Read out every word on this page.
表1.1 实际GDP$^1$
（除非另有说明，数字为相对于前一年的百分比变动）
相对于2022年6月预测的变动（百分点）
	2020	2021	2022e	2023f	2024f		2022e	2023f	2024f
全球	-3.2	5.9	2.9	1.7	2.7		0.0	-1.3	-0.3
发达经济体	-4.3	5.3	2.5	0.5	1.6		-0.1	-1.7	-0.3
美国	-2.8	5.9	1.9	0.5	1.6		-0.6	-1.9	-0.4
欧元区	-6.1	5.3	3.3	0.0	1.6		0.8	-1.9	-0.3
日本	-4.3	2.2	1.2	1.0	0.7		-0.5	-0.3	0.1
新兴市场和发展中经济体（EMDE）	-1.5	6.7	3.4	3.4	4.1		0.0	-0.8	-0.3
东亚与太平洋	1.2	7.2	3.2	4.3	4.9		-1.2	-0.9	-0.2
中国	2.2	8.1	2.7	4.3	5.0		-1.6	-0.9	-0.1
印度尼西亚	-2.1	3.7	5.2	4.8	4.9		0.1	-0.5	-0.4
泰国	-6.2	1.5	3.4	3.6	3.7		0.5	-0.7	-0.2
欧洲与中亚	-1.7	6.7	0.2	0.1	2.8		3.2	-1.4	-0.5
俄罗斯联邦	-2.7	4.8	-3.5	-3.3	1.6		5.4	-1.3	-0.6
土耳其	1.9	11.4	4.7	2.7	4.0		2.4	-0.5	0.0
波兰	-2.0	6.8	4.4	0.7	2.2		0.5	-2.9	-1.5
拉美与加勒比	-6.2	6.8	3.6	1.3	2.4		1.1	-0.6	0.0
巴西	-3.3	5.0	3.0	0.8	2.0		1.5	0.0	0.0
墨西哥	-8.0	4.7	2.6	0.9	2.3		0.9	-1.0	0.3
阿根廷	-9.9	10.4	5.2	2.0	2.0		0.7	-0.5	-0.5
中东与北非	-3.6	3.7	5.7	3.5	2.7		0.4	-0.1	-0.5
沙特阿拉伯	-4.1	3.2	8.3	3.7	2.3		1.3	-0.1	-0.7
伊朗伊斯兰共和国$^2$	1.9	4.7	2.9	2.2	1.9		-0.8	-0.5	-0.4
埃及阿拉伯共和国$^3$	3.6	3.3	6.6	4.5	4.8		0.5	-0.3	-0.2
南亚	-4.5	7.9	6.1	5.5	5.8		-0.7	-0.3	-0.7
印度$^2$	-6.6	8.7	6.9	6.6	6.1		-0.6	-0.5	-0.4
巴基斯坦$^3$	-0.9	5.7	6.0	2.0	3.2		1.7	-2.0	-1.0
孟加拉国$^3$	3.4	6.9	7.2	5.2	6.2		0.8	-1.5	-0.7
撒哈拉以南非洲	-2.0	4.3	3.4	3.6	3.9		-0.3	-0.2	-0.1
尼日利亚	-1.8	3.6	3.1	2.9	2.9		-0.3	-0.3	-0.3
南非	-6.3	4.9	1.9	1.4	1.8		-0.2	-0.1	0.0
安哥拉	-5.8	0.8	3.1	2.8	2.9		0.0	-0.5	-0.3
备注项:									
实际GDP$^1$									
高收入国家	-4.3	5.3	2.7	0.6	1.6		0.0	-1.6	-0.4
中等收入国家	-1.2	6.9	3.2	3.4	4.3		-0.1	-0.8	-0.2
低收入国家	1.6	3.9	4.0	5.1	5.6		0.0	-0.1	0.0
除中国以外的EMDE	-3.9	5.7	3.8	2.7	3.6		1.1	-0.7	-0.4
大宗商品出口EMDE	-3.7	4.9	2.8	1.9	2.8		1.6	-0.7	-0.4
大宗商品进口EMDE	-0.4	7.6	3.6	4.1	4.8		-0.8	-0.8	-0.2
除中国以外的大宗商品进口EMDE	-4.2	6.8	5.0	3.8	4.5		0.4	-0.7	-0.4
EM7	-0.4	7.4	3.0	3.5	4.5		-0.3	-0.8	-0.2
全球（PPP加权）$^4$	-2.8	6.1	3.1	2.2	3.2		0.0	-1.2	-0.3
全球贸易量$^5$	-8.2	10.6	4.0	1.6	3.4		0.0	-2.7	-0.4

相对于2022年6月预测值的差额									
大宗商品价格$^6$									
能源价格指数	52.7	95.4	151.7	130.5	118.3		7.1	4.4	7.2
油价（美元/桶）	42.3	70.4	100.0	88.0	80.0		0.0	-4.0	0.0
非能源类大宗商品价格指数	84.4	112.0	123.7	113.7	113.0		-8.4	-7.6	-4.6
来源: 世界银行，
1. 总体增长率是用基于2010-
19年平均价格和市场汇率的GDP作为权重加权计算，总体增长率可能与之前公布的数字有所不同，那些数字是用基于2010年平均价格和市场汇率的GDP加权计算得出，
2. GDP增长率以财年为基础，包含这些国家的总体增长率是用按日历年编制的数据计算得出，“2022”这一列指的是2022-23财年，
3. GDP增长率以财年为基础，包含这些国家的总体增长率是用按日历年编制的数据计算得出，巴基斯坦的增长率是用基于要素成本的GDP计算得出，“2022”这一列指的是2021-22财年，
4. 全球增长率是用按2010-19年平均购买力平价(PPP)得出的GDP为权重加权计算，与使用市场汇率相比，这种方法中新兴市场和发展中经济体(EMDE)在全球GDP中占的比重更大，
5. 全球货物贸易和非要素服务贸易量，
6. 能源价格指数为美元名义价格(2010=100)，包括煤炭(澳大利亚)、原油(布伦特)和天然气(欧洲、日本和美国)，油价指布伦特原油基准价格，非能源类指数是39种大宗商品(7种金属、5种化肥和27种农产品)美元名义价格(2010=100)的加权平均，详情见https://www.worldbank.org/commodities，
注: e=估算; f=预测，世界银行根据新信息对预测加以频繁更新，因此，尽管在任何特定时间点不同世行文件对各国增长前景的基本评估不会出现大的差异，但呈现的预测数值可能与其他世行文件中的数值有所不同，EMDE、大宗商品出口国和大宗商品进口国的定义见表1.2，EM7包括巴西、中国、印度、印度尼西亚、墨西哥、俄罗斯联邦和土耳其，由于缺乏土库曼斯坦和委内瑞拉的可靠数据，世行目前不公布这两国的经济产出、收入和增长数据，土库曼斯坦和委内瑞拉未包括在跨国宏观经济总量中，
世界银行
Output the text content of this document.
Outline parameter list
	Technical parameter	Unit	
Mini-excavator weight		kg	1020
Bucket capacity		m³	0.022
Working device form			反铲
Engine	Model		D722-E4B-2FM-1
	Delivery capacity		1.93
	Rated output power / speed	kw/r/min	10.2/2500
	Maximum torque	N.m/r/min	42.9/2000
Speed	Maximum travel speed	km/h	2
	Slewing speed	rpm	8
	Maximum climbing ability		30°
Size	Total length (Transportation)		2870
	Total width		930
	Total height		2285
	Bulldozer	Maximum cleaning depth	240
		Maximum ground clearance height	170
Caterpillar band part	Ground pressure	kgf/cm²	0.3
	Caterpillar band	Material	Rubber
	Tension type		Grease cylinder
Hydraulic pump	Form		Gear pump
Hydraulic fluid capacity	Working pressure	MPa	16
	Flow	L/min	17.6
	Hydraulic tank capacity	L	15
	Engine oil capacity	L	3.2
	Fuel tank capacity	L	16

▶ [Description of the task] State the count of lines with the word "Total" in them, and write nothing else.

▶ [Answer below] 3